:: Your task ::
Return the following lines word for word, with no changes.

:: Material shown ::
== == ==
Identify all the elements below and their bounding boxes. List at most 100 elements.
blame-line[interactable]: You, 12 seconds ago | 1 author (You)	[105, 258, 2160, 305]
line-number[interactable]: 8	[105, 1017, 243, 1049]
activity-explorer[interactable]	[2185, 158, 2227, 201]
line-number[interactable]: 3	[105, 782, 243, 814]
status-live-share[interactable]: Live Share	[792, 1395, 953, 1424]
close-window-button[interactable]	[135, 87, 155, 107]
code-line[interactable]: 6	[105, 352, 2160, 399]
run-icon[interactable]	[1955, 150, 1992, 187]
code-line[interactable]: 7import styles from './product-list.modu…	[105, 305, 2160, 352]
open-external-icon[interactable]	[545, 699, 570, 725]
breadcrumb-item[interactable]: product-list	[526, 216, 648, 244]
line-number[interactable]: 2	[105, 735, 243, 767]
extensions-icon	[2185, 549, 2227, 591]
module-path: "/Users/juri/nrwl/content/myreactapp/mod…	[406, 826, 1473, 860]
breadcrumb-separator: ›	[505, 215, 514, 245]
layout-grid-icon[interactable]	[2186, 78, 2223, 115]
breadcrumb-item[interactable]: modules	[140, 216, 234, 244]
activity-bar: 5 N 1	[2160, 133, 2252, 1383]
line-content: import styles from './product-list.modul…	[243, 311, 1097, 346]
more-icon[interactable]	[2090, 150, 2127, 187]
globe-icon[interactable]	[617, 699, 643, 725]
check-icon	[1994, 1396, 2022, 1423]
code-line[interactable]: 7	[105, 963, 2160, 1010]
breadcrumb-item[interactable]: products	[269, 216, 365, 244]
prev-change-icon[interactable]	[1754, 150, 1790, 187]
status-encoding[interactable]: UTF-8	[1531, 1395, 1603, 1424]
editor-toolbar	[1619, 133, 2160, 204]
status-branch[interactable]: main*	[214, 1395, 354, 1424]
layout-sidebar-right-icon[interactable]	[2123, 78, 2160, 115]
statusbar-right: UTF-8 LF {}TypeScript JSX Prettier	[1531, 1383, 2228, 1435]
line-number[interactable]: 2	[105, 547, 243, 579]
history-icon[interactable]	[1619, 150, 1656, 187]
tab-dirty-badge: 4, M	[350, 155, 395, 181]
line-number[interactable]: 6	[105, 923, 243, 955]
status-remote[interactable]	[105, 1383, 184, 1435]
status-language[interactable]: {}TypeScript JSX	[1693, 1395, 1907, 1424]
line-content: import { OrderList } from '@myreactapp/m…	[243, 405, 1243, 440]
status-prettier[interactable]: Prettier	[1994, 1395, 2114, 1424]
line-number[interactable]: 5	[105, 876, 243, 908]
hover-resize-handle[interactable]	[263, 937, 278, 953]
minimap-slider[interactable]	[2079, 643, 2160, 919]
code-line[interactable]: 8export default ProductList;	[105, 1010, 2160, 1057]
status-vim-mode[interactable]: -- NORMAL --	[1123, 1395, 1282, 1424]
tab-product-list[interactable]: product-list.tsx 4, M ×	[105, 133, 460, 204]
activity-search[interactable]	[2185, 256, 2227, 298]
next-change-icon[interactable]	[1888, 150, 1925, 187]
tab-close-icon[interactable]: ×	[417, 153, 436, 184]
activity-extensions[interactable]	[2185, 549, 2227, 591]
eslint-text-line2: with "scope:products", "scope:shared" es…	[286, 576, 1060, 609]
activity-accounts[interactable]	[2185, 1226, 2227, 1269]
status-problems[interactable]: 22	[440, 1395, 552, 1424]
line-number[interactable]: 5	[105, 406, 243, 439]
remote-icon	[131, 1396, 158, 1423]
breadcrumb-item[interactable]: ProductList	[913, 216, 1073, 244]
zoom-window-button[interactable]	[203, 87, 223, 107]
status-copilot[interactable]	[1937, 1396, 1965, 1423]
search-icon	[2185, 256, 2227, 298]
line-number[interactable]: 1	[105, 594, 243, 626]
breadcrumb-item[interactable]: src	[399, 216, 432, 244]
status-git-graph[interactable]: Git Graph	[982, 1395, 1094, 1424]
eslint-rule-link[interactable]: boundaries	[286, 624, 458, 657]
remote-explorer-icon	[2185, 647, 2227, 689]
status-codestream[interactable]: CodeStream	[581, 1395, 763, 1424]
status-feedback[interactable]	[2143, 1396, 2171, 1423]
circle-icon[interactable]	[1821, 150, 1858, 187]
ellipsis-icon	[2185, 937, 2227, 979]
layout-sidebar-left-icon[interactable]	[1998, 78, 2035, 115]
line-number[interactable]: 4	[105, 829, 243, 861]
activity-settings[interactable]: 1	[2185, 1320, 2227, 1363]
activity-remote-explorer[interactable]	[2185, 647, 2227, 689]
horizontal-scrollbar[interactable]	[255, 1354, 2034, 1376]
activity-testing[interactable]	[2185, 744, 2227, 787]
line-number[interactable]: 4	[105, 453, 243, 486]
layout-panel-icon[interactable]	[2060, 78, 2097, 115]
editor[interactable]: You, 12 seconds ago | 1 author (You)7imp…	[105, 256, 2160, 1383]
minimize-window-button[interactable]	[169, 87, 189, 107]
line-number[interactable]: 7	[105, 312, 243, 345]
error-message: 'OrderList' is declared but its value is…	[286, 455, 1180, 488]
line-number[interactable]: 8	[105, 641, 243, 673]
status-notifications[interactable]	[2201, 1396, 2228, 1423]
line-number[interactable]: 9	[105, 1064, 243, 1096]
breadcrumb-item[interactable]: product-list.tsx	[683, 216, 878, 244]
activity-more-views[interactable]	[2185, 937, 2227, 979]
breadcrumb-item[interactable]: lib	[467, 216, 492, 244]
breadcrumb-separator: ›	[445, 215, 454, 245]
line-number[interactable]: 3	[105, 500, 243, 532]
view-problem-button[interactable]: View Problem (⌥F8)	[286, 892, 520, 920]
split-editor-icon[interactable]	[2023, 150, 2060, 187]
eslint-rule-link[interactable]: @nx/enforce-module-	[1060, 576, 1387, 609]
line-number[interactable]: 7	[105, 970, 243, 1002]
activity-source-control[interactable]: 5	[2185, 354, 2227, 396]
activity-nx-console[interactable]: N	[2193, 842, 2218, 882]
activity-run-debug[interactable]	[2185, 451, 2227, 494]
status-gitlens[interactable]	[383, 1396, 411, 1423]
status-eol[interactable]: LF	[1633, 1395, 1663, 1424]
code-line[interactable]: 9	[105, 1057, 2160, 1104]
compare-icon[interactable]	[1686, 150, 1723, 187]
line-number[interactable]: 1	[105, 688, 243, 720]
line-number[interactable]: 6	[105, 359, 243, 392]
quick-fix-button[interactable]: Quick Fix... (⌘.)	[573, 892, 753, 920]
== == ==
:: Answer to this problem ::
Identify all the elements below and their bounding boxes. List at most 100 elements.
blame-line[interactable]: You, 12 seconds ago | 1 author (You)	[105, 258, 2160, 305]
line-number[interactable]: 8	[105, 1017, 243, 1049]
activity-explorer[interactable]	[2185, 158, 2227, 201]
line-number[interactable]: 3	[105, 782, 243, 814]
status-live-share[interactable]: Live Share	[792, 1395, 953, 1424]
close-window-button[interactable]	[135, 87, 155, 107]
code-line[interactable]: 6	[105, 352, 2160, 399]
run-icon[interactable]	[1955, 150, 1992, 187]
code-line[interactable]: 7import styles from './product-list.modu…	[105, 305, 2160, 352]
open-external-icon[interactable]	[545, 699, 570, 725]
breadcrumb-item[interactable]: product-list	[526, 216, 648, 244]
line-number[interactable]: 2	[105, 735, 243, 767]
extensions-icon	[2185, 549, 2227, 591]
module-path: "/Users/juri/nrwl/content/myreactapp/mod…	[406, 826, 1473, 860]
breadcrumb-separator: ›	[505, 215, 514, 245]
layout-grid-icon[interactable]	[2186, 78, 2223, 115]
breadcrumb-item[interactable]: modules	[140, 216, 234, 244]
activity-bar: 5 N 1	[2160, 133, 2252, 1383]
line-content: import styles from './product-list.modul…	[243, 311, 1097, 346]
more-icon[interactable]	[2090, 150, 2127, 187]
globe-icon[interactable]	[617, 699, 643, 725]
check-icon	[1994, 1396, 2022, 1423]
code-line[interactable]: 7	[105, 963, 2160, 1010]
breadcrumb-item[interactable]: products	[269, 216, 365, 244]
prev-change-icon[interactable]	[1754, 150, 1790, 187]
status-encoding[interactable]: UTF-8	[1531, 1395, 1603, 1424]
editor-toolbar	[1619, 133, 2160, 204]
status-branch[interactable]: main*	[214, 1395, 354, 1424]
layout-sidebar-right-icon[interactable]	[2123, 78, 2160, 115]
statusbar-right: UTF-8 LF {}TypeScript JSX Prettier	[1531, 1383, 2228, 1435]
line-number[interactable]: 2	[105, 547, 243, 579]
history-icon[interactable]	[1619, 150, 1656, 187]
tab-dirty-badge: 4, M	[350, 155, 395, 181]
line-number[interactable]: 6	[105, 923, 243, 955]
status-remote[interactable]	[105, 1383, 184, 1435]
status-language[interactable]: {}TypeScript JSX	[1693, 1395, 1907, 1424]
line-content: import { OrderList } from '@myreactapp/m…	[243, 405, 1243, 440]
status-prettier[interactable]: Prettier	[1994, 1395, 2114, 1424]
line-number[interactable]: 5	[105, 876, 243, 908]
hover-resize-handle[interactable]	[263, 937, 278, 953]
minimap-slider[interactable]	[2079, 643, 2160, 919]
code-line[interactable]: 8export default ProductList;	[105, 1010, 2160, 1057]
status-vim-mode[interactable]: -- NORMAL --	[1123, 1395, 1282, 1424]
tab-product-list[interactable]: product-list.tsx 4, M ×	[105, 133, 460, 204]
activity-search[interactable]	[2185, 256, 2227, 298]
next-change-icon[interactable]	[1888, 150, 1925, 187]
tab-close-icon[interactable]: ×	[417, 153, 436, 184]
activity-extensions[interactable]	[2185, 549, 2227, 591]
eslint-text-line2: with "scope:products", "scope:shared" es…	[286, 576, 1060, 609]
activity-accounts[interactable]	[2185, 1226, 2227, 1269]
status-problems[interactable]: 22	[440, 1395, 552, 1424]
line-number[interactable]: 5	[105, 406, 243, 439]
remote-icon	[131, 1396, 158, 1423]
breadcrumb-item[interactable]: ProductList	[913, 216, 1073, 244]
zoom-window-button[interactable]	[203, 87, 223, 107]
status-copilot[interactable]	[1937, 1396, 1965, 1423]
search-icon	[2185, 256, 2227, 298]
line-number[interactable]: 1	[105, 594, 243, 626]
breadcrumb-item[interactable]: src	[399, 216, 432, 244]
status-git-graph[interactable]: Git Graph	[982, 1395, 1094, 1424]
eslint-rule-link[interactable]: boundaries	[286, 624, 458, 657]
remote-explorer-icon	[2185, 647, 2227, 689]
status-codestream[interactable]: CodeStream	[581, 1395, 763, 1424]
status-feedback[interactable]	[2143, 1396, 2171, 1423]
circle-icon[interactable]	[1821, 150, 1858, 187]
ellipsis-icon	[2185, 937, 2227, 979]
layout-sidebar-left-icon[interactable]	[1998, 78, 2035, 115]
line-number[interactable]: 4	[105, 829, 243, 861]
activity-settings[interactable]: 1	[2185, 1320, 2227, 1363]
activity-remote-explorer[interactable]	[2185, 647, 2227, 689]
horizontal-scrollbar[interactable]	[255, 1354, 2034, 1376]
activity-testing[interactable]	[2185, 744, 2227, 787]
line-number[interactable]: 4	[105, 453, 243, 486]
layout-panel-icon[interactable]	[2060, 78, 2097, 115]
editor[interactable]: You, 12 seconds ago | 1 author (You)7imp…	[105, 256, 2160, 1383]
minimize-window-button[interactable]	[169, 87, 189, 107]
line-number[interactable]: 7	[105, 312, 243, 345]
error-message: 'OrderList' is declared but its value is…	[286, 455, 1180, 488]
line-number[interactable]: 8	[105, 641, 243, 673]
status-notifications[interactable]	[2201, 1396, 2228, 1423]
line-number[interactable]: 9	[105, 1064, 243, 1096]
breadcrumb-item[interactable]: product-list.tsx	[683, 216, 878, 244]
activity-more-views[interactable]	[2185, 937, 2227, 979]
breadcrumb-item[interactable]: lib	[467, 216, 492, 244]
breadcrumb-separator: ›	[445, 215, 454, 245]
line-number[interactable]: 3	[105, 500, 243, 532]
view-problem-button[interactable]: View Problem (⌥F8)	[286, 892, 520, 920]
split-editor-icon[interactable]	[2023, 150, 2060, 187]
eslint-rule-link[interactable]: @nx/enforce-module-	[1060, 576, 1387, 609]
line-number[interactable]: 7	[105, 970, 243, 1002]
activity-source-control[interactable]: 5	[2185, 354, 2227, 396]
activity-nx-console[interactable]: N	[2193, 842, 2218, 882]
activity-run-debug[interactable]	[2185, 451, 2227, 494]
status-gitlens[interactable]	[383, 1396, 411, 1423]
status-eol[interactable]: LF	[1633, 1395, 1663, 1424]
code-line[interactable]: 9	[105, 1057, 2160, 1104]
compare-icon[interactable]	[1686, 150, 1723, 187]
line-number[interactable]: 1	[105, 688, 243, 720]
line-number[interactable]: 6	[105, 359, 243, 392]
quick-fix-button[interactable]: Quick Fix... (⌘.)	[573, 892, 753, 920]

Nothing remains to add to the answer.